■ **DIRECTION**: Look through the data and write out every line with the word "JSON" in it.

■ **WORKING DATA**:
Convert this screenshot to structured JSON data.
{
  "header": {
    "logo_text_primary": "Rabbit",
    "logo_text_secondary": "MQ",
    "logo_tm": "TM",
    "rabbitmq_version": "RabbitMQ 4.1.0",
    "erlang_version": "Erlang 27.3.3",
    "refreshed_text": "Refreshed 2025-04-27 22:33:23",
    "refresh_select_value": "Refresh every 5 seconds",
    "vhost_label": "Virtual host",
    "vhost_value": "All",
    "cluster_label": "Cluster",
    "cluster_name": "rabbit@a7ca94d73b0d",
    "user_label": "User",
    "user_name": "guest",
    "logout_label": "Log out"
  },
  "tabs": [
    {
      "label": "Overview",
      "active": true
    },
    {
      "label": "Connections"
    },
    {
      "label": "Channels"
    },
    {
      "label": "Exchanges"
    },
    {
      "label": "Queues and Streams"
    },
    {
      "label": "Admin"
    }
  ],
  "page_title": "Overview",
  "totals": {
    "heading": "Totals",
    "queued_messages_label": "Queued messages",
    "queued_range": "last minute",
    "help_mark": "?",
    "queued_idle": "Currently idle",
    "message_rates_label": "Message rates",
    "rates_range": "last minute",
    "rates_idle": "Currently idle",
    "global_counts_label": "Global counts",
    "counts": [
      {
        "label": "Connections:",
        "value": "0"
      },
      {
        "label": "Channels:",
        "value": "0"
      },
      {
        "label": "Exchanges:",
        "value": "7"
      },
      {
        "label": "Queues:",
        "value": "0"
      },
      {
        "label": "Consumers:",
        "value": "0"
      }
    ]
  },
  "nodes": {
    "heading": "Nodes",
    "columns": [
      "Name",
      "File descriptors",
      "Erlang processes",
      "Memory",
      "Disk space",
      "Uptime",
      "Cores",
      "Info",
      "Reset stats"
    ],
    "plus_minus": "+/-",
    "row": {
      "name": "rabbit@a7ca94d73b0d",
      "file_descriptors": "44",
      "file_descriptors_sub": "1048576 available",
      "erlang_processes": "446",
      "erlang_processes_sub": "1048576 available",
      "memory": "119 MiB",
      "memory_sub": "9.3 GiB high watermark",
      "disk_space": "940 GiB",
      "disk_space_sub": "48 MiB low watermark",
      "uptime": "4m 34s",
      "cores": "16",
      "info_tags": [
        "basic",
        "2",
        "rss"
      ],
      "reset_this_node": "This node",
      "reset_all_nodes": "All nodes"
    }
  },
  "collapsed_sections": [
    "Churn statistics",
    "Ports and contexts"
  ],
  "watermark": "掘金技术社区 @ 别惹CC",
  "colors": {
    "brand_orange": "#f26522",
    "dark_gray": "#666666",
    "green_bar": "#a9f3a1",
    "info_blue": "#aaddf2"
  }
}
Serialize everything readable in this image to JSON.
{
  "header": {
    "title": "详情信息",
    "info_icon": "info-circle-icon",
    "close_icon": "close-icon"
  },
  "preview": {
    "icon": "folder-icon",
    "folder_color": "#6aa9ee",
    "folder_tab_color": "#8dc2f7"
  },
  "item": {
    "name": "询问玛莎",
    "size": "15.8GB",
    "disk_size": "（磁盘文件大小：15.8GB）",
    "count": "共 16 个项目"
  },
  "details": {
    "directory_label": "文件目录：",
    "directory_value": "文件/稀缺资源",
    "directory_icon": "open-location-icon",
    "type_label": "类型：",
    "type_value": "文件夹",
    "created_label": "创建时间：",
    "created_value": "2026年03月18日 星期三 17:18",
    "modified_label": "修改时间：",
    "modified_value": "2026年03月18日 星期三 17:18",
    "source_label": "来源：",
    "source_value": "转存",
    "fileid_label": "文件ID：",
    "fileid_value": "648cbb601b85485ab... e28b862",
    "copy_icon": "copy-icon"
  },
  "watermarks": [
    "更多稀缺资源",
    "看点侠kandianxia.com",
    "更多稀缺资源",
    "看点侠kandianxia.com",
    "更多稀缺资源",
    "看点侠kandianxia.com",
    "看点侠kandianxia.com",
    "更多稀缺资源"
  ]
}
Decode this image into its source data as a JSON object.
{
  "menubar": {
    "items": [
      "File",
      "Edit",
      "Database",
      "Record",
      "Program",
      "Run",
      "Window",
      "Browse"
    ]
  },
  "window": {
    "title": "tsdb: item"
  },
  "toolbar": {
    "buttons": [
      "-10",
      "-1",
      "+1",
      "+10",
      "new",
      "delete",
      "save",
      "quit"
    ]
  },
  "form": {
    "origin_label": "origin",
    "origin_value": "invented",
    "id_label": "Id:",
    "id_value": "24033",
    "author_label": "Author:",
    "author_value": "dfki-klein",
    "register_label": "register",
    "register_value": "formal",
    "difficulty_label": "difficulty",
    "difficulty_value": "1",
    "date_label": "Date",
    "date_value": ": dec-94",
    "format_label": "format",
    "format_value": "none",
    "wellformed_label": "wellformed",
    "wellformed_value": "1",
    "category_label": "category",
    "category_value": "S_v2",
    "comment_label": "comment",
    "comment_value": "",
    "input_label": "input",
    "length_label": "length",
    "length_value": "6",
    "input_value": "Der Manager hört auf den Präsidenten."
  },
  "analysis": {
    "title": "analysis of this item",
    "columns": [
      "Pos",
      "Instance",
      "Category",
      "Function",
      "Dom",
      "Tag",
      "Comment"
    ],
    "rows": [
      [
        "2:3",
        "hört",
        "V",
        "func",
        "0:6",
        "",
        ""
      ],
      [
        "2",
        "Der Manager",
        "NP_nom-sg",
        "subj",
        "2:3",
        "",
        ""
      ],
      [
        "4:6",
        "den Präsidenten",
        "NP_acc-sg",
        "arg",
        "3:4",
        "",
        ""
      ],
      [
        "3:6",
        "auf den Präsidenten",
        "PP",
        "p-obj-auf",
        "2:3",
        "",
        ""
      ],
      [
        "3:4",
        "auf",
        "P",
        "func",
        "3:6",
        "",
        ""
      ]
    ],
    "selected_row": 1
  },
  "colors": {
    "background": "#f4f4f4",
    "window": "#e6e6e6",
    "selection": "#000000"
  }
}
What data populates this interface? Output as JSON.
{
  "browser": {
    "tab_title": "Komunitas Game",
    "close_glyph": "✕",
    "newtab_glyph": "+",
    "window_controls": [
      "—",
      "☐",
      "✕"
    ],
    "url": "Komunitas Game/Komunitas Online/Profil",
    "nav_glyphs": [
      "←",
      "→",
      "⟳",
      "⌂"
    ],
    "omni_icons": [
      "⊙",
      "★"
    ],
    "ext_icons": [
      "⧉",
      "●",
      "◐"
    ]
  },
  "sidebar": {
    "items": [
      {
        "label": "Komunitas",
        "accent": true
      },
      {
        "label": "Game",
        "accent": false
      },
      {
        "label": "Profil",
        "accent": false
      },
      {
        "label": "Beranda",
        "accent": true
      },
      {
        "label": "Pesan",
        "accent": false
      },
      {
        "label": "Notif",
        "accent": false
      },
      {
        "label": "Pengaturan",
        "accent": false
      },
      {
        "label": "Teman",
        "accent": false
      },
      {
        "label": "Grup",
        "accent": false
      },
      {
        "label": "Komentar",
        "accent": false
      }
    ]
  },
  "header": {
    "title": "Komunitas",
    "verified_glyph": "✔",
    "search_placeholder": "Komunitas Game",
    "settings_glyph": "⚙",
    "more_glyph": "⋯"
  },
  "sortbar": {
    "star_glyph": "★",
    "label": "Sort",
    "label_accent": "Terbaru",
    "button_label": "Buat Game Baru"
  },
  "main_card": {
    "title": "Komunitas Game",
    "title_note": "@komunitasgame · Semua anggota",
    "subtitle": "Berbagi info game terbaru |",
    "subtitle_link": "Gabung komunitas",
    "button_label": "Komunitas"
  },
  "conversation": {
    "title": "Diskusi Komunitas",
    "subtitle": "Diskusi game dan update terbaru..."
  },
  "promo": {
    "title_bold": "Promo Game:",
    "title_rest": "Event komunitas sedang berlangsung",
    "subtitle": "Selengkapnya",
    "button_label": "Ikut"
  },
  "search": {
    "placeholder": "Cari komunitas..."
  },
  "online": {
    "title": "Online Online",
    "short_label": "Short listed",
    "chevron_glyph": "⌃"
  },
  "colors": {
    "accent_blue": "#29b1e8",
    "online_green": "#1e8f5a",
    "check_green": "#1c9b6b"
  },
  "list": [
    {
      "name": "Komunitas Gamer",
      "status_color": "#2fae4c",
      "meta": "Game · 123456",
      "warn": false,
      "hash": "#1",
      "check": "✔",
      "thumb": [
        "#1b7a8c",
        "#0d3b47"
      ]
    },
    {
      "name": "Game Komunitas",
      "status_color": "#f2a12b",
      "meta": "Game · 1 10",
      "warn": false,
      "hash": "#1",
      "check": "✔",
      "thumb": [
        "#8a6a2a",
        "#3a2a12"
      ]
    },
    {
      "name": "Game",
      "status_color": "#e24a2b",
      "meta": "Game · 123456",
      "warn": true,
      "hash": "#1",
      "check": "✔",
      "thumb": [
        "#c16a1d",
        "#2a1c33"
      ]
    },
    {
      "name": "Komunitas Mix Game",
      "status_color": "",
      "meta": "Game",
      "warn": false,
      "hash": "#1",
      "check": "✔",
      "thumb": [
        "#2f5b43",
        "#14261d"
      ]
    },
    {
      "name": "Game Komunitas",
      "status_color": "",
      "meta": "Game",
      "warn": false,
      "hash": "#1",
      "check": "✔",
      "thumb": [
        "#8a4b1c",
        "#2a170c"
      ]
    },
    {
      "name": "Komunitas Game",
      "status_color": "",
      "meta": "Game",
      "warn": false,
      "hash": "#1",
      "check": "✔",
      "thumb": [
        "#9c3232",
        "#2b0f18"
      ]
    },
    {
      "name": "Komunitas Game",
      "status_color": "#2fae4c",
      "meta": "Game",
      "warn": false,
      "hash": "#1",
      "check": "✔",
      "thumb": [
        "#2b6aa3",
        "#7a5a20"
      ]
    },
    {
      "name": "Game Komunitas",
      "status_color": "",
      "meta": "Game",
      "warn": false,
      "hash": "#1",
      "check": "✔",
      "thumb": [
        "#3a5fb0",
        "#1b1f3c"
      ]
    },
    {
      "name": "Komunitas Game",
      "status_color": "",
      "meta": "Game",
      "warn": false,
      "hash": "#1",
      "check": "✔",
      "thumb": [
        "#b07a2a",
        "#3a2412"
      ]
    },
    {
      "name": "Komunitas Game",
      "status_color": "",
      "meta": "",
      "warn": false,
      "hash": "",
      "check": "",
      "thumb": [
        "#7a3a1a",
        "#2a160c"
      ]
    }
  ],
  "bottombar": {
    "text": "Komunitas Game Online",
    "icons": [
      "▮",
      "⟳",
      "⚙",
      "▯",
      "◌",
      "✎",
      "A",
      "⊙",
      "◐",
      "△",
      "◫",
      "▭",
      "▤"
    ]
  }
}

■ **CORRECT RESULT**:
Convert this screenshot to structured JSON data.
Serialize everything readable in this image to JSON.
Decode this image into its source data as a JSON object.
What data populates this interface? Output as JSON.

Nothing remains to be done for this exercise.